Return the lines of all the items below word for word, leaving the pictures out of your answer.

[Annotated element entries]
** Begin **

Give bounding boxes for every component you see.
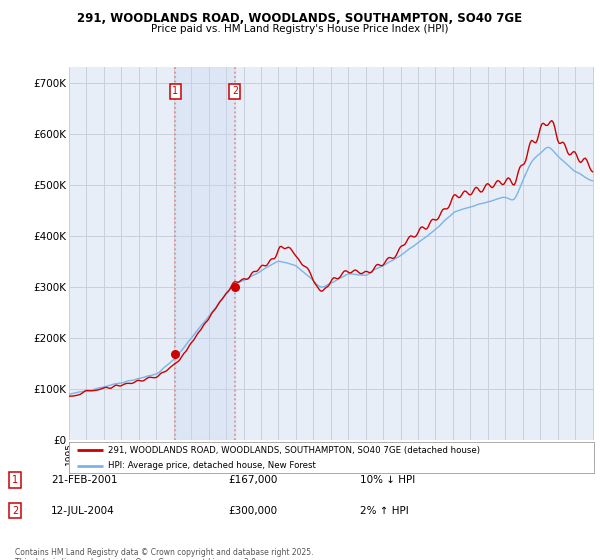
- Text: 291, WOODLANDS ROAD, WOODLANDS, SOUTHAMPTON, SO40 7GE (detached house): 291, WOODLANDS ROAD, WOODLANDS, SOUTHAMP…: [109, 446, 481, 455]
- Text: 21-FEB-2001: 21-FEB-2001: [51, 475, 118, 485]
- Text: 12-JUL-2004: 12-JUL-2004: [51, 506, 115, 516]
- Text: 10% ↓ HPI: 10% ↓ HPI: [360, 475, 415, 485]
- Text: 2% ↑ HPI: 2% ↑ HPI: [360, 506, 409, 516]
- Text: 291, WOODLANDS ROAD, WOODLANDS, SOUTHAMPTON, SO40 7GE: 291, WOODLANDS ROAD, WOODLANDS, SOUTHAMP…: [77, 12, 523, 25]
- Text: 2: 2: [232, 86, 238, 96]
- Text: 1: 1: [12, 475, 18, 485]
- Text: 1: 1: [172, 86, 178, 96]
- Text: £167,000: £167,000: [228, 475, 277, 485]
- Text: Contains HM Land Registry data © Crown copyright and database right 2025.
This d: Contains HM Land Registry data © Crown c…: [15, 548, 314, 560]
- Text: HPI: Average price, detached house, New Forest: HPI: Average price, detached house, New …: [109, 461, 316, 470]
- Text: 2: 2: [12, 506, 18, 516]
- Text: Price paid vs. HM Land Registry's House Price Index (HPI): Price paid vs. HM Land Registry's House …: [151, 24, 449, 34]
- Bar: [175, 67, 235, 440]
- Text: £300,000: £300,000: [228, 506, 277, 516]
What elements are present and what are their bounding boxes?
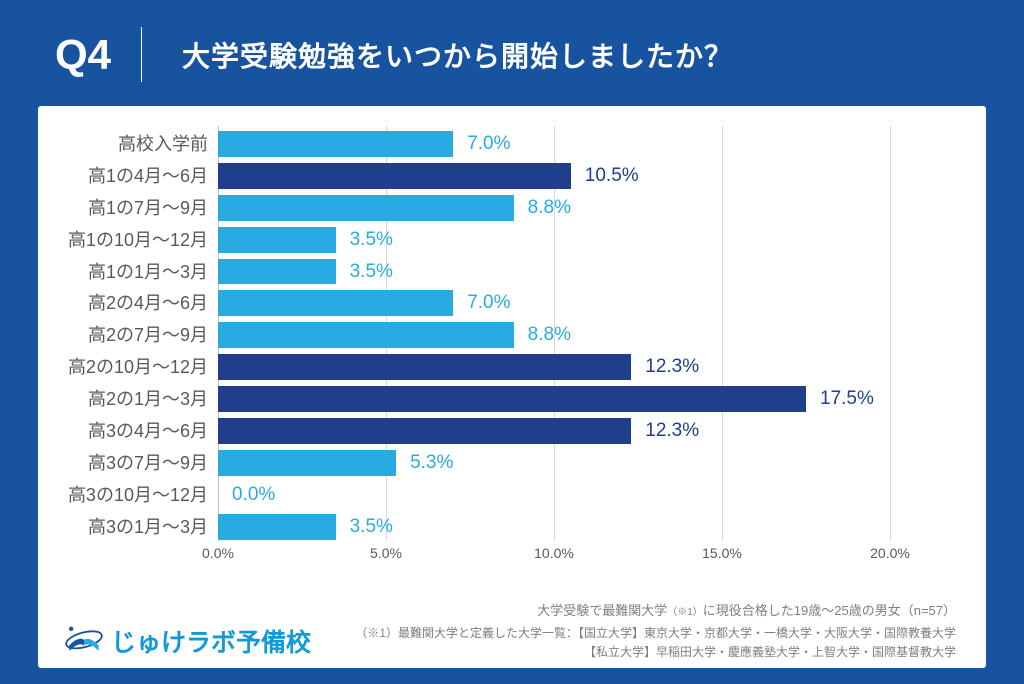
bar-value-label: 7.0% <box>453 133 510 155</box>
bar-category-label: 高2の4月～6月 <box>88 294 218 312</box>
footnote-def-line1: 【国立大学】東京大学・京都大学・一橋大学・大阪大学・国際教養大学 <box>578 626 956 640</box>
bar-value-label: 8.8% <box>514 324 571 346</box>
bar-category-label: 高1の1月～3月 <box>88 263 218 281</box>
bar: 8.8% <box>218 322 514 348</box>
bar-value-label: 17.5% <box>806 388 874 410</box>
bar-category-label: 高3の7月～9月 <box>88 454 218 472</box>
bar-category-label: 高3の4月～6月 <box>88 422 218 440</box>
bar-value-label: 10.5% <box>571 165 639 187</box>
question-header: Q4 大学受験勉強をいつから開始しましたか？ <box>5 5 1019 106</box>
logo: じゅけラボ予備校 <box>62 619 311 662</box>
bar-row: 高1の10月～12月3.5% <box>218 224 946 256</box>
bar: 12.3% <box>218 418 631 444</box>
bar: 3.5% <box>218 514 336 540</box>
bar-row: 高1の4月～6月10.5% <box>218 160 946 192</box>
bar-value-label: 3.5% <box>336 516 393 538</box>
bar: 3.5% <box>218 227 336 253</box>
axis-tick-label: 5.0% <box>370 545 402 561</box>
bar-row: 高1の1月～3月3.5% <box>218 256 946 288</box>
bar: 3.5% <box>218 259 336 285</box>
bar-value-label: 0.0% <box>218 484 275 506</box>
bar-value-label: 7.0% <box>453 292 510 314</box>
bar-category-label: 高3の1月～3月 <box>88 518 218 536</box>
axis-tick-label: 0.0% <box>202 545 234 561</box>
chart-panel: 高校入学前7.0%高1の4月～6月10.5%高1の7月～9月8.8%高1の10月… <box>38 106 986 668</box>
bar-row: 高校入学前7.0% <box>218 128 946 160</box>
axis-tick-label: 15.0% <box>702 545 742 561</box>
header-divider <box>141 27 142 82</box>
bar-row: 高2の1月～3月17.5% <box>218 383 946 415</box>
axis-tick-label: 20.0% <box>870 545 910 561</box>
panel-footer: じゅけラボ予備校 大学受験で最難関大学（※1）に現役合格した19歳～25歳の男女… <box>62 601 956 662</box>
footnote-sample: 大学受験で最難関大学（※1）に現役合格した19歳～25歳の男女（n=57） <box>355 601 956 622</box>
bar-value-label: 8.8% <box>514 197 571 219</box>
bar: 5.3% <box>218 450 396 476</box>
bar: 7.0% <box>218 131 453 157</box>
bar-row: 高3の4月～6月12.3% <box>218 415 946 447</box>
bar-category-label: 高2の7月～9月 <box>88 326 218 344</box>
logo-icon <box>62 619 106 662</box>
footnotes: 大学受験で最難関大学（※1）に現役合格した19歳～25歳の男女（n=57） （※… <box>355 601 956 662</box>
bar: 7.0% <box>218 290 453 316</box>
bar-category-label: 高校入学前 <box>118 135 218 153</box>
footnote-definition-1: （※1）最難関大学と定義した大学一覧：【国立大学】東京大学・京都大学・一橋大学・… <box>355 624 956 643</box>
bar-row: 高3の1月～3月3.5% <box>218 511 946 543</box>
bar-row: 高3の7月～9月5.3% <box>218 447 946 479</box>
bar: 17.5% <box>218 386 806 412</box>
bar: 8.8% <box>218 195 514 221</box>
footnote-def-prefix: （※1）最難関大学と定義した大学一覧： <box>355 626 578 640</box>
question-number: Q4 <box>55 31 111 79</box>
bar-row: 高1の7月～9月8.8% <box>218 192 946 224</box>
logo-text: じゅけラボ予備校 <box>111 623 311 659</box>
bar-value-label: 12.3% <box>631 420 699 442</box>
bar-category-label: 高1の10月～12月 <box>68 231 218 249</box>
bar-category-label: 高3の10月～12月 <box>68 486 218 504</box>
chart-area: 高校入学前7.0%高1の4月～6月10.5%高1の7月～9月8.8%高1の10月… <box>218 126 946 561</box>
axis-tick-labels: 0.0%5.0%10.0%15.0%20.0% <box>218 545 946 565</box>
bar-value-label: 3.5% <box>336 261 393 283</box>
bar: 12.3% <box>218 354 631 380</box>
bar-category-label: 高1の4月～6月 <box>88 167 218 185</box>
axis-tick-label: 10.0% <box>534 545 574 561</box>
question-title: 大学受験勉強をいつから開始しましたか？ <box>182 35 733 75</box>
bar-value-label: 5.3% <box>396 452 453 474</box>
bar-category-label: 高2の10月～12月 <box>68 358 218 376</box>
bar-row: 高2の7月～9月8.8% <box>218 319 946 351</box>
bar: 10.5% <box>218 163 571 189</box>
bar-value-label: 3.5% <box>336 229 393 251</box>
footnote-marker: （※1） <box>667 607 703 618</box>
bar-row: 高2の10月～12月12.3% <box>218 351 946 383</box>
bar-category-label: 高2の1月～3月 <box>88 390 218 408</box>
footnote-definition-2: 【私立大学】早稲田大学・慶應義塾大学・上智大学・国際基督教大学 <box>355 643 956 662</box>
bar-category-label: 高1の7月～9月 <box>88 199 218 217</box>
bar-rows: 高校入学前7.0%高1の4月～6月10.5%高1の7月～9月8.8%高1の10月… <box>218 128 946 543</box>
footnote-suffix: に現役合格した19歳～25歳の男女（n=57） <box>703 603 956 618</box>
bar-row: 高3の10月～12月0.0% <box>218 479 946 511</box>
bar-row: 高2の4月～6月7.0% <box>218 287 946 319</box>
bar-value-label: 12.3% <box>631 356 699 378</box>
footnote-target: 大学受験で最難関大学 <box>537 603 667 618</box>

** End **

● **WRITTEN RESPONSE**:
Give bounding boxes for every component you see.
- Text: 291, WOODLANDS ROAD, WOODLANDS, SOUTHAMPTON, SO40 7GE (detached house): 291, WOODLANDS ROAD, WOODLANDS, SOUTHAMP…: [109, 446, 481, 455]
- Text: 21-FEB-2001: 21-FEB-2001: [51, 475, 118, 485]
- Text: 12-JUL-2004: 12-JUL-2004: [51, 506, 115, 516]
- Text: 10% ↓ HPI: 10% ↓ HPI: [360, 475, 415, 485]
- Text: 2% ↑ HPI: 2% ↑ HPI: [360, 506, 409, 516]
- Text: 291, WOODLANDS ROAD, WOODLANDS, SOUTHAMPTON, SO40 7GE: 291, WOODLANDS ROAD, WOODLANDS, SOUTHAMP…: [77, 12, 523, 25]
- Text: 2: 2: [232, 86, 238, 96]
- Text: 1: 1: [12, 475, 18, 485]
- Text: 1: 1: [172, 86, 178, 96]
- Text: £167,000: £167,000: [228, 475, 277, 485]
- Text: Contains HM Land Registry data © Crown copyright and database right 2025.
This d: Contains HM Land Registry data © Crown c…: [15, 548, 314, 560]
- Text: HPI: Average price, detached house, New Forest: HPI: Average price, detached house, New …: [109, 461, 316, 470]
- Text: 2: 2: [12, 506, 18, 516]
- Text: Price paid vs. HM Land Registry's House Price Index (HPI): Price paid vs. HM Land Registry's House …: [151, 24, 449, 34]
- Bar: [175, 67, 235, 440]
- Text: £300,000: £300,000: [228, 506, 277, 516]
What elements are present and what are their bounding boxes?
bar-value-label: 7.0% <box>453 133 510 155</box>
bar-category-label: 高2の4月～6月 <box>88 294 218 312</box>
footnote-def-line1: 【国立大学】東京大学・京都大学・一橋大学・大阪大学・国際教養大学 <box>578 626 956 640</box>
bar-value-label: 8.8% <box>514 324 571 346</box>
bar-category-label: 高1の1月～3月 <box>88 263 218 281</box>
bar: 8.8% <box>218 322 514 348</box>
bar-value-label: 17.5% <box>806 388 874 410</box>
bar-category-label: 高3の7月～9月 <box>88 454 218 472</box>
bar-category-label: 高3の4月～6月 <box>88 422 218 440</box>
bar-value-label: 10.5% <box>571 165 639 187</box>
question-header: Q4 大学受験勉強をいつから開始しましたか？ <box>5 5 1019 106</box>
logo: じゅけラボ予備校 <box>62 619 311 662</box>
bar-row: 高1の10月～12月3.5% <box>218 224 946 256</box>
bar: 12.3% <box>218 418 631 444</box>
bar: 3.5% <box>218 514 336 540</box>
bar-row: 高1の4月～6月10.5% <box>218 160 946 192</box>
bar-value-label: 3.5% <box>336 516 393 538</box>
bar: 3.5% <box>218 227 336 253</box>
axis-tick-label: 5.0% <box>370 545 402 561</box>
bar-row: 高1の1月～3月3.5% <box>218 256 946 288</box>
bar: 3.5% <box>218 259 336 285</box>
bar-value-label: 0.0% <box>218 484 275 506</box>
bar-value-label: 7.0% <box>453 292 510 314</box>
bar-category-label: 高3の1月～3月 <box>88 518 218 536</box>
axis-tick-label: 0.0% <box>202 545 234 561</box>
chart-panel: 高校入学前7.0%高1の4月～6月10.5%高1の7月～9月8.8%高1の10月… <box>38 106 986 668</box>
bar-row: 高校入学前7.0% <box>218 128 946 160</box>
axis-tick-label: 15.0% <box>702 545 742 561</box>
header-divider <box>141 27 142 82</box>
bar-row: 高2の1月～3月17.5% <box>218 383 946 415</box>
axis-tick-label: 20.0% <box>870 545 910 561</box>
panel-footer: じゅけラボ予備校 大学受験で最難関大学（※1）に現役合格した19歳～25歳の男女… <box>62 601 956 662</box>
footnote-sample: 大学受験で最難関大学（※1）に現役合格した19歳～25歳の男女（n=57） <box>355 601 956 622</box>
bar-value-label: 8.8% <box>514 197 571 219</box>
bar: 5.3% <box>218 450 396 476</box>
bar: 7.0% <box>218 131 453 157</box>
bar-row: 高3の4月～6月12.3% <box>218 415 946 447</box>
bar-category-label: 高2の7月～9月 <box>88 326 218 344</box>
logo-icon <box>62 619 106 662</box>
footnotes: 大学受験で最難関大学（※1）に現役合格した19歳～25歳の男女（n=57） （※… <box>355 601 956 662</box>
bar: 7.0% <box>218 290 453 316</box>
bar-category-label: 高校入学前 <box>118 135 218 153</box>
footnote-definition-1: （※1）最難関大学と定義した大学一覧：【国立大学】東京大学・京都大学・一橋大学・… <box>355 624 956 643</box>
bar-row: 高3の1月～3月3.5% <box>218 511 946 543</box>
bar-row: 高3の7月～9月5.3% <box>218 447 946 479</box>
bar: 17.5% <box>218 386 806 412</box>
bar: 8.8% <box>218 195 514 221</box>
footnote-def-prefix: （※1）最難関大学と定義した大学一覧： <box>355 626 578 640</box>
question-number: Q4 <box>55 31 111 79</box>
bar-row: 高1の7月～9月8.8% <box>218 192 946 224</box>
logo-text: じゅけラボ予備校 <box>111 623 311 659</box>
bar-value-label: 12.3% <box>631 420 699 442</box>
bar-category-label: 高1の10月～12月 <box>68 231 218 249</box>
bar-category-label: 高3の10月～12月 <box>68 486 218 504</box>
chart-area: 高校入学前7.0%高1の4月～6月10.5%高1の7月～9月8.8%高1の10月… <box>218 126 946 561</box>
axis-tick-labels: 0.0%5.0%10.0%15.0%20.0% <box>218 545 946 565</box>
bar-value-label: 3.5% <box>336 261 393 283</box>
bar: 12.3% <box>218 354 631 380</box>
bar-category-label: 高1の4月～6月 <box>88 167 218 185</box>
axis-tick-label: 10.0% <box>534 545 574 561</box>
question-title: 大学受験勉強をいつから開始しましたか？ <box>182 35 733 75</box>
bar-value-label: 5.3% <box>396 452 453 474</box>
bar-category-label: 高2の10月～12月 <box>68 358 218 376</box>
bar-row: 高2の7月～9月8.8% <box>218 319 946 351</box>
bar: 10.5% <box>218 163 571 189</box>
bar-value-label: 3.5% <box>336 229 393 251</box>
footnote-marker: （※1） <box>667 607 703 618</box>
bar-row: 高2の10月～12月12.3% <box>218 351 946 383</box>
bar-category-label: 高2の1月～3月 <box>88 390 218 408</box>
footnote-definition-2: 【私立大学】早稲田大学・慶應義塾大学・上智大学・国際基督教大学 <box>355 643 956 662</box>
bar-category-label: 高1の7月～9月 <box>88 199 218 217</box>
bar-rows: 高校入学前7.0%高1の4月～6月10.5%高1の7月～9月8.8%高1の10月… <box>218 128 946 543</box>
footnote-suffix: に現役合格した19歳～25歳の男女（n=57） <box>703 603 956 618</box>
bar-row: 高3の10月～12月0.0% <box>218 479 946 511</box>
bar-row: 高2の4月～6月7.0% <box>218 287 946 319</box>
bar-value-label: 12.3% <box>631 356 699 378</box>
footnote-target: 大学受験で最難関大学 <box>537 603 667 618</box>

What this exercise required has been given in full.